▶ [Written task]: Read the records below. Copy each line where the string "Российской" occurs.
-- Extracted records start --
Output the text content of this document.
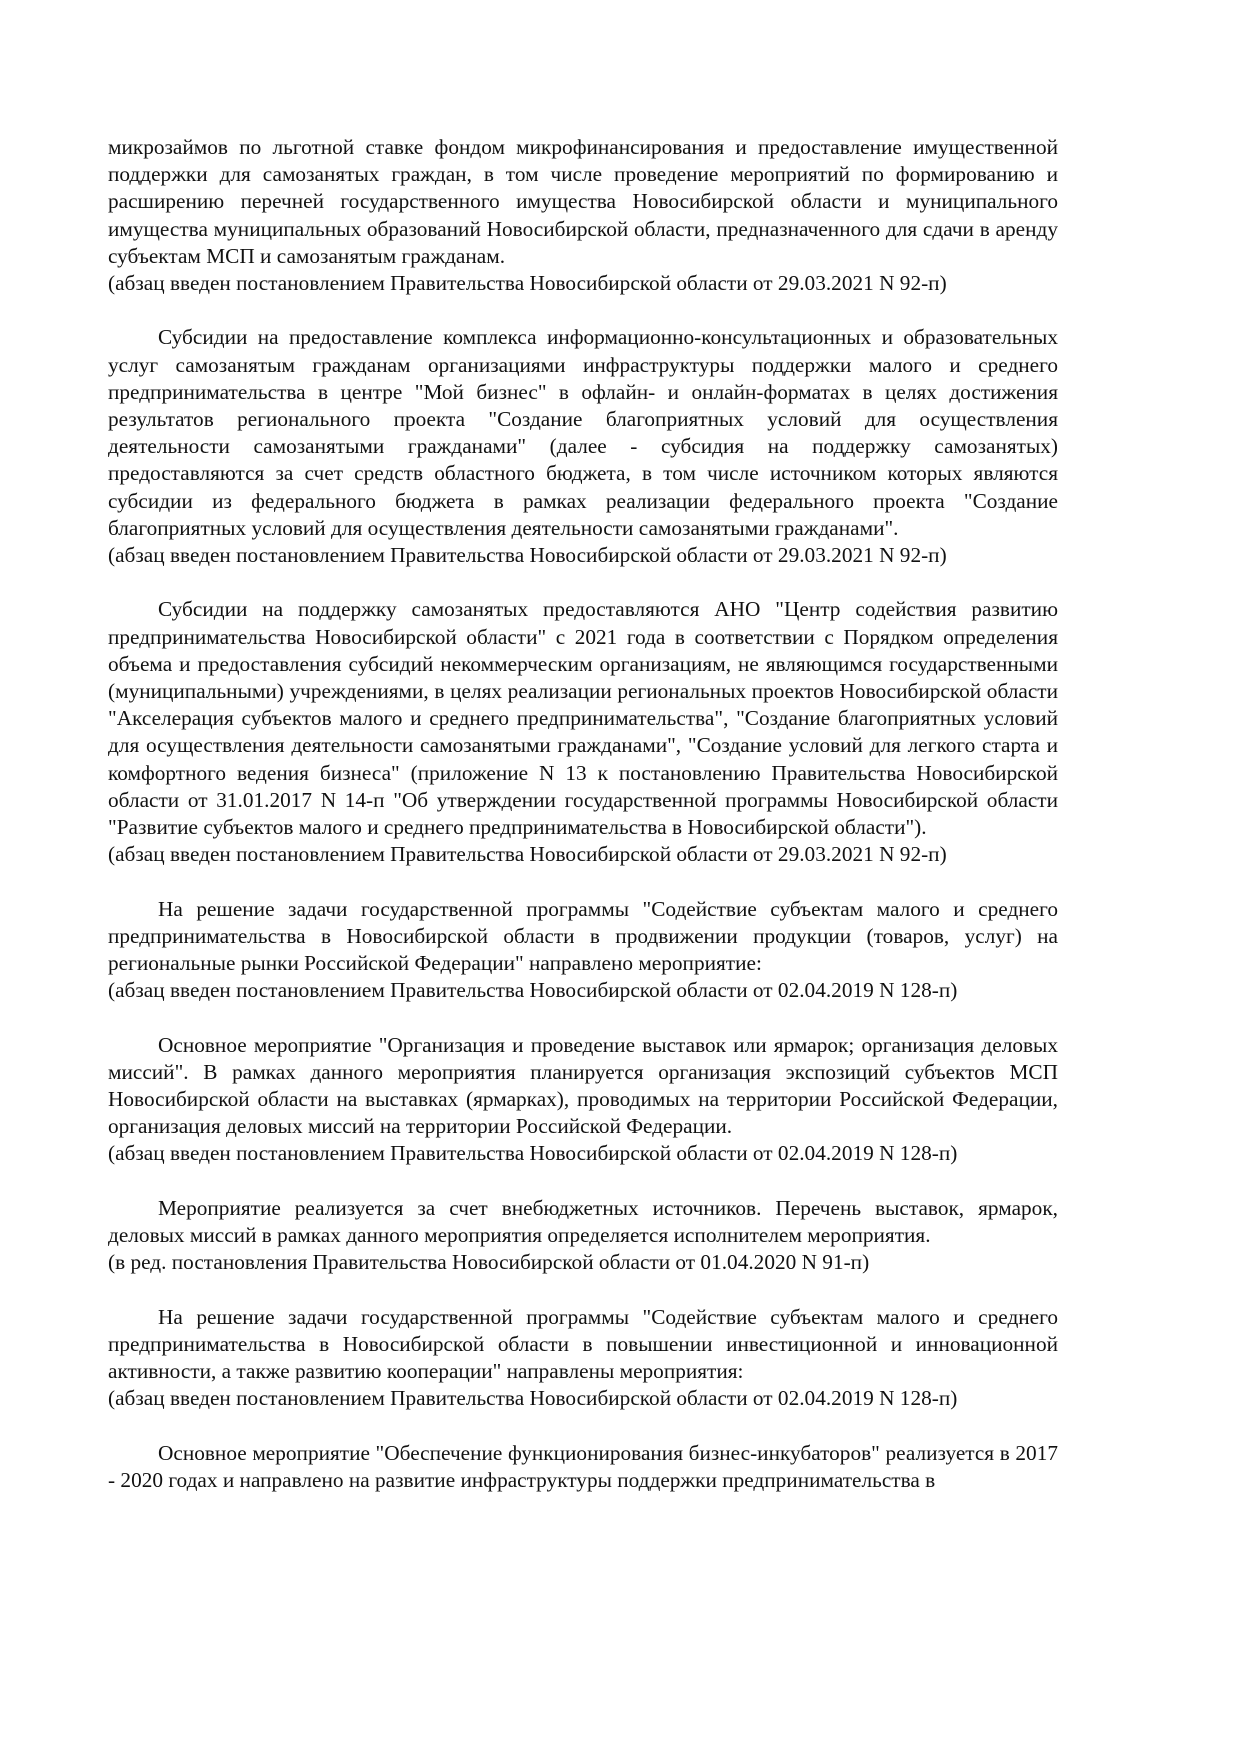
микрозаймов по льготной ставке фондом микрофинансирования и предоставление имущественной поддержки для самозанятых граждан, в том числе проведение мероприятий по формированию и расширению перечней государственного имущества Новосибирской области и муниципального имущества муниципальных образований Новосибирской области, предназначенного для сдачи в аренду субъектам МСП и самозанятым гражданам.

(абзац введен постановлением Правительства Новосибирской области от 29.03.2021 N 92-п)

Субсидии на предоставление комплекса информационно-консультационных и образовательных услуг самозанятым гражданам организациями инфраструктуры поддержки малого и среднего предпринимательства в центре "Мой бизнес" в офлайн- и онлайн-форматах в целях достижения результатов регионального проекта "Создание благоприятных условий для осуществления деятельности самозанятыми гражданами" (далее - субсидия на поддержку самозанятых) предоставляются за счет средств областного бюджета, в том числе источником которых являются субсидии из федерального бюджета в рамках реализации федерального проекта "Создание благоприятных условий для осуществления деятельности самозанятыми гражданами".

(абзац введен постановлением Правительства Новосибирской области от 29.03.2021 N 92-п)

Субсидии на поддержку самозанятых предоставляются АНО "Центр содействия развитию предпринимательства Новосибирской области" с 2021 года в соответствии с Порядком определения объема и предоставления субсидий некоммерческим организациям, не являющимся государственными (муниципальными) учреждениями, в целях реализации региональных проектов Новосибирской области "Акселерация субъектов малого и среднего предпринимательства", "Создание благоприятных условий для осуществления деятельности самозанятыми гражданами", "Создание условий для легкого старта и комфортного ведения бизнеса" (приложение N 13 к постановлению Правительства Новосибирской области от 31.01.2017 N 14-п "Об утверждении государственной программы Новосибирской области "Развитие субъектов малого и среднего предпринимательства в Новосибирской области").

(абзац введен постановлением Правительства Новосибирской области от 29.03.2021 N 92-п)

На решение задачи государственной программы "Содействие субъектам малого и среднего предпринимательства в Новосибирской области в продвижении продукции (товаров, услуг) на региональные рынки Российской Федерации" направлено мероприятие:

(абзац введен постановлением Правительства Новосибирской области от 02.04.2019 N 128-п)

Основное мероприятие "Организация и проведение выставок или ярмарок; организация деловых миссий". В рамках данного мероприятия планируется организация экспозиций субъектов МСП Новосибирской области на выставках (ярмарках), проводимых на территории Российской Федерации, организация деловых миссий на территории Российской Федерации.

(абзац введен постановлением Правительства Новосибирской области от 02.04.2019 N 128-п)

Мероприятие реализуется за счет внебюджетных источников. Перечень выставок, ярмарок, деловых миссий в рамках данного мероприятия определяется исполнителем мероприятия.

(в ред. постановления Правительства Новосибирской области от 01.04.2020 N 91-п)

На решение задачи государственной программы "Содействие субъектам малого и среднего предпринимательства в Новосибирской области в повышении инвестиционной и инновационной активности, а также развитию кооперации" направлены мероприятия:

(абзац введен постановлением Правительства Новосибирской области от 02.04.2019 N 128-п)

Основное мероприятие "Обеспечение функционирования бизнес-инкубаторов" реализуется в 2017 - 2020 годах и направлено на развитие инфраструктуры поддержки предпринимательства в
-- Extracted records end --
▶ [The solution]:
На решение задачи государственной программы "Содействие субъектам малого и среднего предпринимательства в Новосибирской области в продвижении продукции (товаров, услуг) на региональные рынки Российской Федерации" направлено мероприятие:
Основное мероприятие "Организация и проведение выставок или ярмарок; организация деловых миссий". В рамках данного мероприятия планируется организация экспозиций субъектов МСП Новосибирской области на выставках (ярмарках), проводимых на территории Российской Федерации, организация деловых миссий на территории Российской Федерации.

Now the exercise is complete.